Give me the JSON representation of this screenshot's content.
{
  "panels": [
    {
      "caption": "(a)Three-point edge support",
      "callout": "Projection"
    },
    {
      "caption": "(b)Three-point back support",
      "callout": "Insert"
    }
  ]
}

————————

* What you need to do
Working from the material above, retype it in its entirety without change.

* Exercise response
Give me the JSON representation of this screenshot's content.
{
  "panels": [
    {
      "caption": "(a)Three-point edge support",
      "callout": "Projection"
    },
    {
      "caption": "(b)Three-point back support",
      "callout": "Insert"
    }
  ]
}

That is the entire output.